# Aim
Transcribe the records that follow in their entirety, omitting any pictures.

>> begin

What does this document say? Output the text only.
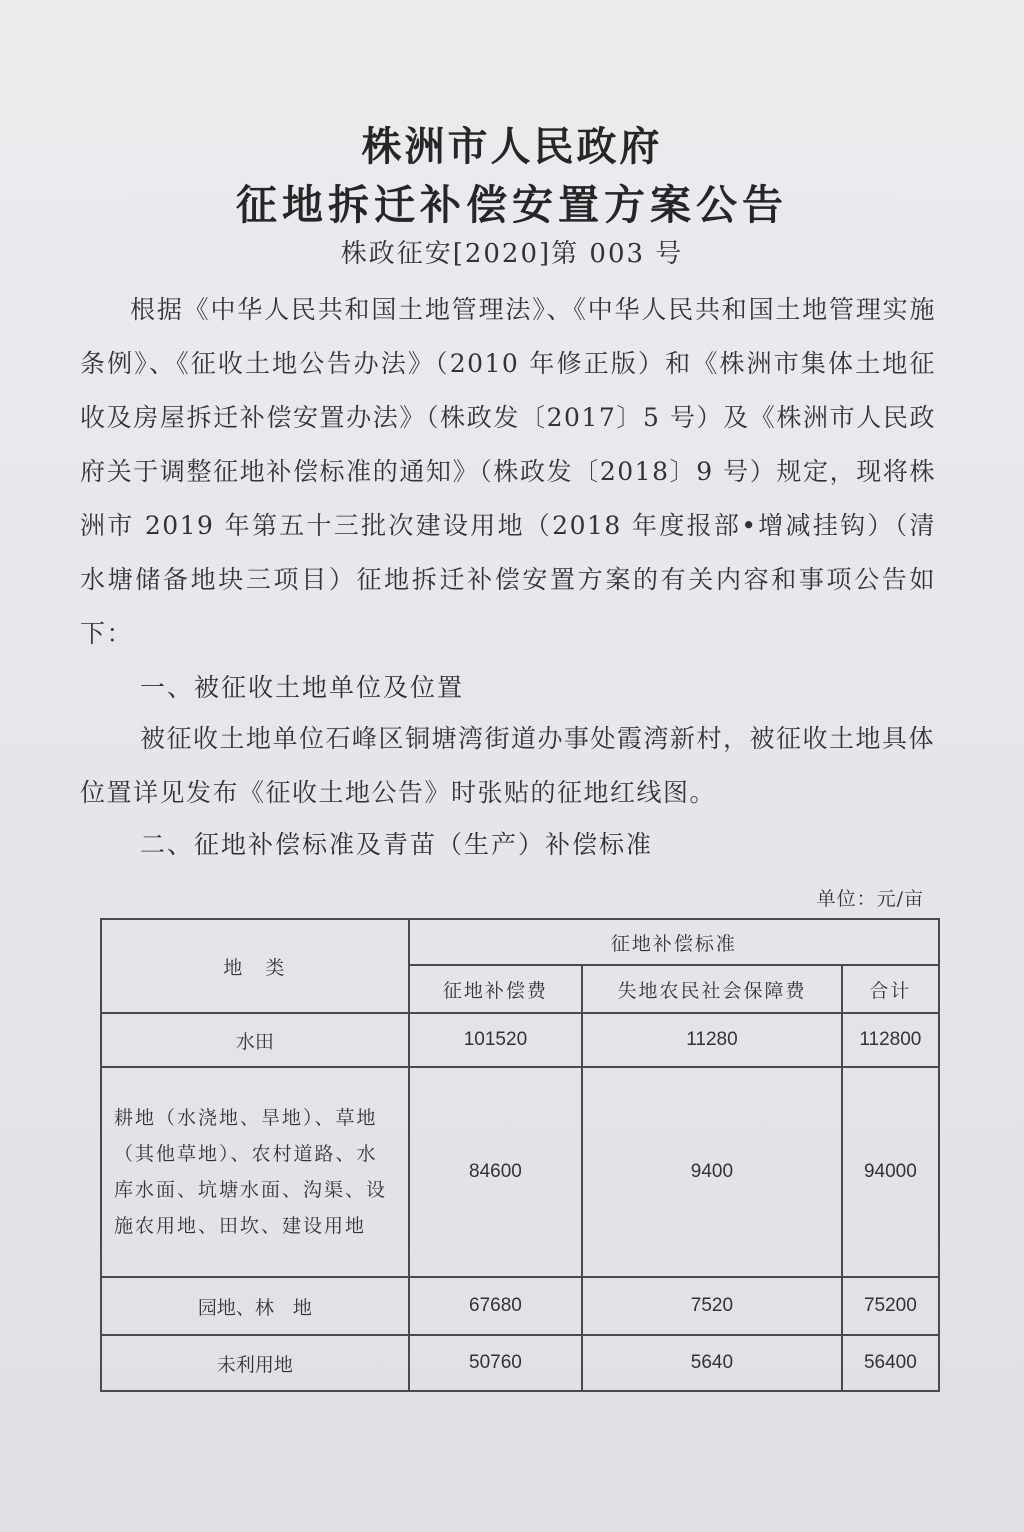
株洲市人民政府
征地拆迁补偿安置方案公告
株政征安[2020]第 003 号

根据《中华人民共和国土地管理法》、《中华人民共和国土地管理实施条例》、《征收土地公告办法》（2010 年修正版）和《株洲市集体土地征收及房屋拆迁补偿安置办法》（株政发〔2017〕5 号）及《株洲市人民政府关于调整征地补偿标准的通知》（株政发〔2018〕9 号）规定，现将株洲市 2019 年第五十三批次建设用地（2018 年度报部•增减挂钩）（清水塘储备地块三项目）征地拆迁补偿安置方案的有关内容和事项公告如下：

一、被征收土地单位及位置

被征收土地单位石峰区铜塘湾街道办事处霞湾新村，被征收土地具体位置详见发布《征收土地公告》时张贴的征地红线图。

二、征地补偿标准及青苗（生产）补偿标准
单位：元/亩
地　类	征地补偿标准		
	征地补偿费	失地农民社会保障费	合计
水田	101520	11280	112800
耕地（水浇地、旱地）、草地（其他草地）、农村道路、水库水面、坑塘水面、沟渠、设施农用地、田坎、建设用地	84600	9400	94000
园地、林　地	67680	7520	75200
未利用地	50760	5640	56400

>> end

# Finished answer
What does this document say? Output the text only.
株洲市人民政府
征地拆迁补偿安置方案公告
株政征安[2020]第 003 号

根据《中华人民共和国土地管理法》、《中华人民共和国土地管理实施条例》、《征收土地公告办法》（2010 年修正版）和《株洲市集体土地征收及房屋拆迁补偿安置办法》（株政发〔2017〕5 号）及《株洲市人民政府关于调整征地补偿标准的通知》（株政发〔2018〕9 号）规定，现将株洲市 2019 年第五十三批次建设用地（2018 年度报部•增减挂钩）（清水塘储备地块三项目）征地拆迁补偿安置方案的有关内容和事项公告如下：

一、被征收土地单位及位置

被征收土地单位石峰区铜塘湾街道办事处霞湾新村，被征收土地具体位置详见发布《征收土地公告》时张贴的征地红线图。

二、征地补偿标准及青苗（生产）补偿标准
单位：元/亩
地　类	征地补偿标准		
	征地补偿费	失地农民社会保障费	合计
水田	101520	11280	112800
耕地（水浇地、旱地）、草地（其他草地）、农村道路、水库水面、坑塘水面、沟渠、设施农用地、田坎、建设用地	84600	9400	94000
园地、林　地	67680	7520	75200
未利用地	50760	5640	56400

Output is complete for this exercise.